Scan the records for the word "predator". Copy each line that includes it.

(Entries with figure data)
###
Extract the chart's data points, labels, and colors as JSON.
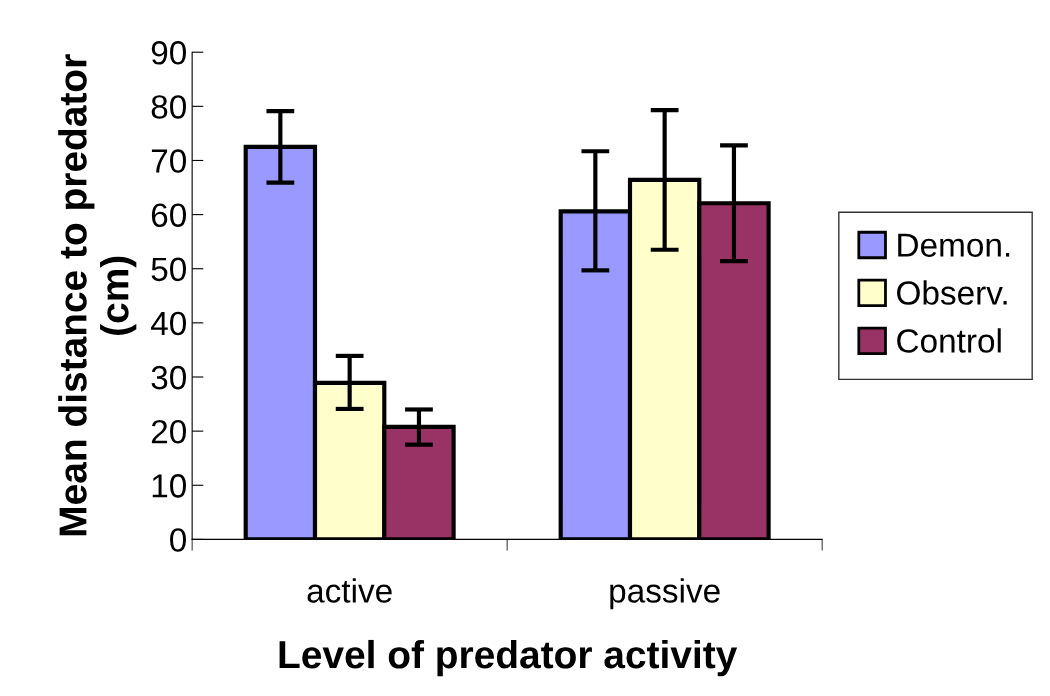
{
  "chart_data": {
    "type": "bar",
    "xlabel": "Level of predator activity",
    "ylabel": "Mean distance to predator\n(cm)",
    "categories": [
      "active",
      "passive"
    ],
    "series": [
      {
        "name": "Demon.",
        "color": "#9999ff",
        "values": [
          72.5,
          60.6
        ],
        "errors": [
          [
            65.9,
            79.1
          ],
          [
            49.7,
            71.7
          ]
        ]
      },
      {
        "name": "Observ.",
        "color": "#ffffcc",
        "values": [
          28.9,
          66.4
        ],
        "errors": [
          [
            24.1,
            33.9
          ],
          [
            53.5,
            79.3
          ]
        ]
      },
      {
        "name": "Control",
        "color": "#993366",
        "values": [
          20.8,
          62.1
        ],
        "errors": [
          [
            17.5,
            24.0
          ],
          [
            51.4,
            72.8
          ]
        ]
      }
    ],
    "ylim": [
      0,
      90
    ],
    "yticks": [
      0,
      10,
      20,
      30,
      40,
      50,
      60,
      70,
      80,
      90
    ],
    "grid": false,
    "legend": "right"
  }
}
###
ANSWER TO THE PROBLEM:
    "xlabel": "Level of predator activity",
    "ylabel": "Mean distance to predator\n(cm)",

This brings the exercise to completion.